Data for this task:
━━━━
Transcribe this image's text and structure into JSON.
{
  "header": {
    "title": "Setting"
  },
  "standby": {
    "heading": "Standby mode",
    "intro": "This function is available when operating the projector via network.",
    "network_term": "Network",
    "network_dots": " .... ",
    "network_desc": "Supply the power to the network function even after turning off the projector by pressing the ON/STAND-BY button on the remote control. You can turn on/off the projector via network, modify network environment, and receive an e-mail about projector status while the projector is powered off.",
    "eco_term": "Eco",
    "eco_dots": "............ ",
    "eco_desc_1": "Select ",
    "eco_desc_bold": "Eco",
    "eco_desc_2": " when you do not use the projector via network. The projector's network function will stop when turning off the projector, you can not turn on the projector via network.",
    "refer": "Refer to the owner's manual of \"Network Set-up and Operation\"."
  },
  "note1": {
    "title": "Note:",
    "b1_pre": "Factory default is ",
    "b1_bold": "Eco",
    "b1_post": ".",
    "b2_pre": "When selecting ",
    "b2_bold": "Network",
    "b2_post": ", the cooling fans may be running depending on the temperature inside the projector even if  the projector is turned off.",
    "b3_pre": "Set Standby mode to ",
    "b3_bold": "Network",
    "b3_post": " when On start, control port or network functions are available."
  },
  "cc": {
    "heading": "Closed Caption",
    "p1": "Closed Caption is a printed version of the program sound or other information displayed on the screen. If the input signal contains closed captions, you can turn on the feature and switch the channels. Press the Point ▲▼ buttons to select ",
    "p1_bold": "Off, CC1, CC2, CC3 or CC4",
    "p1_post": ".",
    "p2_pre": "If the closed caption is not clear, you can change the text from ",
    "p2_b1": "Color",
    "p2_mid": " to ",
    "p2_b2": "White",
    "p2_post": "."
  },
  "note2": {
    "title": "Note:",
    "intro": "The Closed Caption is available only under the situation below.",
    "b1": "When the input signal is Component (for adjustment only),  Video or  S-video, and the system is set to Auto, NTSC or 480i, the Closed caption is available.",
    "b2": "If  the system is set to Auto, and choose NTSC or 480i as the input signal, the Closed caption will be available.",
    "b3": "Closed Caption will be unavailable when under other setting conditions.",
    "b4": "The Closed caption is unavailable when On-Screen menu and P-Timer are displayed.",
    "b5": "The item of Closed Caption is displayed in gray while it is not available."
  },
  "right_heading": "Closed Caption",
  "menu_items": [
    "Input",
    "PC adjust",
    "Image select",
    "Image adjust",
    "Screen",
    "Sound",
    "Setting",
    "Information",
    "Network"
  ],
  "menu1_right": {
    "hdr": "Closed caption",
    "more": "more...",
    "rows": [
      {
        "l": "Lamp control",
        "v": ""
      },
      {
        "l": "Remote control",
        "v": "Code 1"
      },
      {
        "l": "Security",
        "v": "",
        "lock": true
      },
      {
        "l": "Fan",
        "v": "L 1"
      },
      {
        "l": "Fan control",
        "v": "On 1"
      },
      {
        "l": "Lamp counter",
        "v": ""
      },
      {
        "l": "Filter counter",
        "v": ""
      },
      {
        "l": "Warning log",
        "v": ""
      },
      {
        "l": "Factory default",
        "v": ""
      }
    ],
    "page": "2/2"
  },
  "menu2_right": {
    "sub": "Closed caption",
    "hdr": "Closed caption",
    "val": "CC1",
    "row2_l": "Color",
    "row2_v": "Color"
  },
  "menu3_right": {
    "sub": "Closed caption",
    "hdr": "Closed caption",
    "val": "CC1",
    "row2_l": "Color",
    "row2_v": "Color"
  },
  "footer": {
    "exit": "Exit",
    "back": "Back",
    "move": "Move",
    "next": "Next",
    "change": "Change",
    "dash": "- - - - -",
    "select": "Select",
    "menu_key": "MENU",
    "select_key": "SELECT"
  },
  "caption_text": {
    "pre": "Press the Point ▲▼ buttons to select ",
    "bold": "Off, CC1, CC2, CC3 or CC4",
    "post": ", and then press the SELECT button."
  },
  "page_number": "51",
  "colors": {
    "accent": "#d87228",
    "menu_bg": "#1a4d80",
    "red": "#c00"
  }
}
━━━━
Exercise objective: Reproduce every line from the entries that holds the word "unavailable".

Full solution:
    "b3": "Closed Caption will be unavailable when under other setting conditions.",
    "b4": "The Closed caption is unavailable when On-Screen menu and P-Timer are displayed.",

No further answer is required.